[Collected data entries]

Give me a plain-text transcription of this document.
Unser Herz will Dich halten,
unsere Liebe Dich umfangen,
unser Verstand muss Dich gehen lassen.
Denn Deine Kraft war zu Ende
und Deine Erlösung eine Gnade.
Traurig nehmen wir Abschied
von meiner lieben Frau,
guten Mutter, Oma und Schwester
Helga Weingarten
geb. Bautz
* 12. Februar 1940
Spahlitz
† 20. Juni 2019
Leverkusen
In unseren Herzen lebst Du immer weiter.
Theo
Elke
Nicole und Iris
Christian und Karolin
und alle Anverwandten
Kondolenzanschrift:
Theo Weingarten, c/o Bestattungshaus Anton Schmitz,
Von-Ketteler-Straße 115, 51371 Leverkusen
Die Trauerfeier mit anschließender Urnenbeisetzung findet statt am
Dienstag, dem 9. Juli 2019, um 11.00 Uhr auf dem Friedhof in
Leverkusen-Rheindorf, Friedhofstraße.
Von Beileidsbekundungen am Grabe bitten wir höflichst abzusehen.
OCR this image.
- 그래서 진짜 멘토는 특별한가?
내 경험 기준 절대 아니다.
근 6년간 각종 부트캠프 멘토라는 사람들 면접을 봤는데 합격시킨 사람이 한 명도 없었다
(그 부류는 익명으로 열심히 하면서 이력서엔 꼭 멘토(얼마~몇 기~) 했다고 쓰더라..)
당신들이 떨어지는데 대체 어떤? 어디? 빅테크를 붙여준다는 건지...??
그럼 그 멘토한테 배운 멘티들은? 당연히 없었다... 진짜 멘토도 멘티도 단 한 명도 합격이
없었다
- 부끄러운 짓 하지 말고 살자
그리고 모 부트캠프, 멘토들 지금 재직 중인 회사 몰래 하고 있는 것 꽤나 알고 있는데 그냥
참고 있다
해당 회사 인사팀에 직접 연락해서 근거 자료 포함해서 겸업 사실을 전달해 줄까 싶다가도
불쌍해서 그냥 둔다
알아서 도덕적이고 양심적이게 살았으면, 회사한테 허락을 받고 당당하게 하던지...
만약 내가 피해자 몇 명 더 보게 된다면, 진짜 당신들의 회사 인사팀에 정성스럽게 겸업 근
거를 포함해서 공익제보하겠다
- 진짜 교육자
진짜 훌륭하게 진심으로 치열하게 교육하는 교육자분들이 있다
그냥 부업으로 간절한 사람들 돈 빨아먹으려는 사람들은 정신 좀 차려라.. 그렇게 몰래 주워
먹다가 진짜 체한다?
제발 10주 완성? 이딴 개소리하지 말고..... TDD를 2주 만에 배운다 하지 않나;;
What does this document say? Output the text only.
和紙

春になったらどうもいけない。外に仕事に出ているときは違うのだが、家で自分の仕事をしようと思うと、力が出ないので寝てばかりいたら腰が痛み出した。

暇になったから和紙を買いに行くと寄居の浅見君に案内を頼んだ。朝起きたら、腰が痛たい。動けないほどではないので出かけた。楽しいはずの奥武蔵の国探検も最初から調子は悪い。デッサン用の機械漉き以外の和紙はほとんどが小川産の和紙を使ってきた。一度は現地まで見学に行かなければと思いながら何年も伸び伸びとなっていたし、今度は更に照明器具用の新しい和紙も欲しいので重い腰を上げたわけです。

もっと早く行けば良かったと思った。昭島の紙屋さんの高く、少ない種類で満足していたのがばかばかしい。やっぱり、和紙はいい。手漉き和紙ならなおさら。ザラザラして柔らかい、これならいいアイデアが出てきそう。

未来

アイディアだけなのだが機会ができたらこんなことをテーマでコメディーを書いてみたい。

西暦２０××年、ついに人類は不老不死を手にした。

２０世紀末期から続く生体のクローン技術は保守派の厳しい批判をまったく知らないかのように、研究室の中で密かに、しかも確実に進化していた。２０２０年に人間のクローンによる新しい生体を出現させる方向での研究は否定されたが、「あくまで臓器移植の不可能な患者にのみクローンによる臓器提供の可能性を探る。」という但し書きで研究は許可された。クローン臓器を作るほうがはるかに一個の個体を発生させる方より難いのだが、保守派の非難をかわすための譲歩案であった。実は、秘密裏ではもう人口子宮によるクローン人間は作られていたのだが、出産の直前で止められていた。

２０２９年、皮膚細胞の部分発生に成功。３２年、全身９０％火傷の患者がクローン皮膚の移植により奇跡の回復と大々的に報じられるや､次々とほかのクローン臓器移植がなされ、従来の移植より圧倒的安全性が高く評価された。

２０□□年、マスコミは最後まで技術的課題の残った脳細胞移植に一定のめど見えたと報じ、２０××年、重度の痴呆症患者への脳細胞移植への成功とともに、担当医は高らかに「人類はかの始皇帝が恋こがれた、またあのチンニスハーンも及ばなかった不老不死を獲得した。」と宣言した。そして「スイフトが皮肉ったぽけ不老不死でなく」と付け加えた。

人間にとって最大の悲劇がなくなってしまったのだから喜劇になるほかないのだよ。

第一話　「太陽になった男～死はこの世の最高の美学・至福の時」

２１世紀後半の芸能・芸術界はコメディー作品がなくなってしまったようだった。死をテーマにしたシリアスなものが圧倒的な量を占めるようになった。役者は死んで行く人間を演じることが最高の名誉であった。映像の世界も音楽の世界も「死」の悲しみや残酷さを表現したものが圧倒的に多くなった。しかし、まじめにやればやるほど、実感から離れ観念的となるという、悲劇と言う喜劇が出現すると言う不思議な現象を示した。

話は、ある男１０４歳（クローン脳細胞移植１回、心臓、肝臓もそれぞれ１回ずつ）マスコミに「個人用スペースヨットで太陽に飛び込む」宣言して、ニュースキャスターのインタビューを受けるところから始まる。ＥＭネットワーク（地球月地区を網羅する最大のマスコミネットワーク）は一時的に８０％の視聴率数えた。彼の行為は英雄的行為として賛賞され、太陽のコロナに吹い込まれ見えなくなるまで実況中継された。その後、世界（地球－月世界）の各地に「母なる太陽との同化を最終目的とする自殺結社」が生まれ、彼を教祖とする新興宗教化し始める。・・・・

What you need to do: Count every line in the listing above that holds "인사팀에", then report only the count.

Final result: 2